Recorded data
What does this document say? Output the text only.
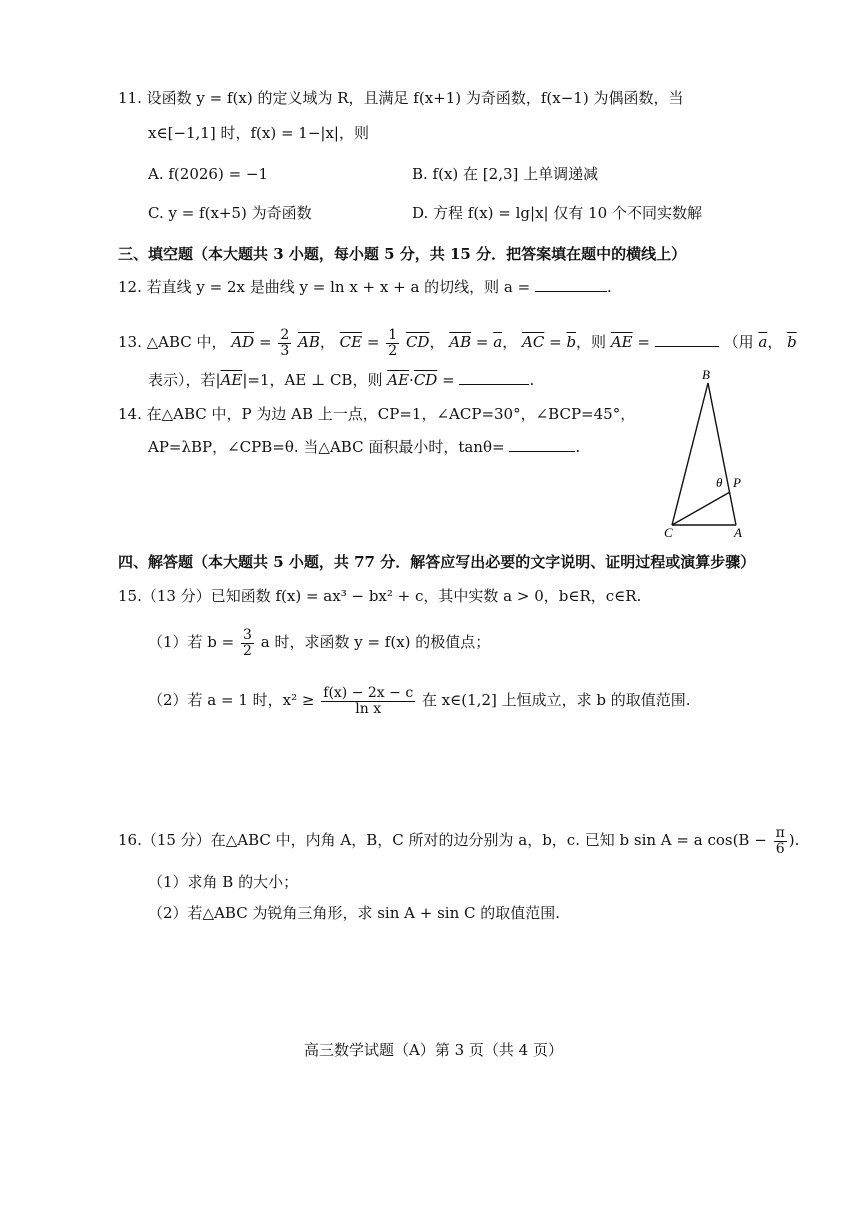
11. 设函数 y = f(x) 的定义域为 R，且满足 f(x+1) 为奇函数，f(x−1) 为偶函数，当
x∈[−1,1] 时，f(x) = 1−|x|，则
A. f(2026) = −1	B. f(x) 在 [2,3] 上单调递减
C. y = f(x+5) 为奇函数	D. 方程 f(x) = lg|x| 仅有 10 个不同实数解
三、填空题（本大题共 3 小题，每小题 5 分，共 15 分．把答案填在题中的横线上）
12. 若直线 y = 2x 是曲线 y = ln x + x + a 的切线，则 a =	.
13. △ABC 中， $\overline{AD} = \frac{2}{3} \overline{AB}$， $\overline{CE} = \frac{1}{2} \overline{CD}$， $\overline{AB} = \overline{a}$， $\overline{AC} = \overline{b}$，则 $\overline{AE}$ =	（用 $\overline{a}$， $\overline{b}$
表示），若$|\overline{AE}|=1$，AE ⊥ CB，则 $\overline{AE}\cdot\overline{CD}$ =	.
14. 在△ABC 中，P 为边 AB 上一点，CP=1，∠ACP=30°，∠BCP=45°，
AP=λBP，∠CPB=θ. 当△ABC 面积最小时，tanθ=	.
B
P
θ
C	A
四、解答题（本大题共 5 小题，共 77 分．解答应写出必要的文字说明、证明过程或演算步骤）
15.（13 分）已知函数 f(x) = ax³ − bx² + c，其中实数 a > 0，b∈R，c∈R.
（1）若 $b = \frac{3}{2}$ a 时，求函数 y = f(x) 的极值点；
（2）若 a = 1 时，$x^2 \ge \frac{f(x) - 2x - c}{\text{ln x}}$ 在 x∈(1,2] 上恒成立，求 b 的取值范围.
16.（15 分）在△ABC 中，内角 A，B，C 所对的边分别为 a，b，c. 已知 b sin A = a $\cos(B - \frac{\pi}{6}$ ).
（1）求角 B 的大小；
（2）若△ABC 为锐角三角形，求 sin A + sin C 的取值范围.
高三数学试题（A）第 3 页（共 4 页）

**GIVEN EXERCISE**. Repeat the records above exactly, omitting every picture.

**CORRECT RESPONSE**.
What does this document say? Output the text only.
11. 设函数 y = f(x) 的定义域为 R，且满足 f(x+1) 为奇函数，f(x−1) 为偶函数，当
x∈[−1,1] 时，f(x) = 1−|x|，则
A. f(2026) = −1	B. f(x) 在 [2,3] 上单调递减
C. y = f(x+5) 为奇函数	D. 方程 f(x) = lg|x| 仅有 10 个不同实数解
三、填空题（本大题共 3 小题，每小题 5 分，共 15 分．把答案填在题中的横线上）
12. 若直线 y = 2x 是曲线 y = ln x + x + a 的切线，则 a =	.
13. △ABC 中， $\overline{AD} = \frac{2}{3} \overline{AB}$， $\overline{CE} = \frac{1}{2} \overline{CD}$， $\overline{AB} = \overline{a}$， $\overline{AC} = \overline{b}$，则 $\overline{AE}$ =	（用 $\overline{a}$， $\overline{b}$
表示），若$|\overline{AE}|=1$，AE ⊥ CB，则 $\overline{AE}\cdot\overline{CD}$ =	.
14. 在△ABC 中，P 为边 AB 上一点，CP=1，∠ACP=30°，∠BCP=45°，
AP=λBP，∠CPB=θ. 当△ABC 面积最小时，tanθ=	.
B
P
θ
C	A
四、解答题（本大题共 5 小题，共 77 分．解答应写出必要的文字说明、证明过程或演算步骤）
15.（13 分）已知函数 f(x) = ax³ − bx² + c，其中实数 a > 0，b∈R，c∈R.
（1）若 $b = \frac{3}{2}$ a 时，求函数 y = f(x) 的极值点；
（2）若 a = 1 时，$x^2 \ge \frac{f(x) - 2x - c}{\text{ln x}}$ 在 x∈(1,2] 上恒成立，求 b 的取值范围.
16.（15 分）在△ABC 中，内角 A，B，C 所对的边分别为 a，b，c. 已知 b sin A = a $\cos(B - \frac{\pi}{6}$ ).
（1）求角 B 的大小；
（2）若△ABC 为锐角三角形，求 sin A + sin C 的取值范围.
高三数学试题（A）第 3 页（共 4 页）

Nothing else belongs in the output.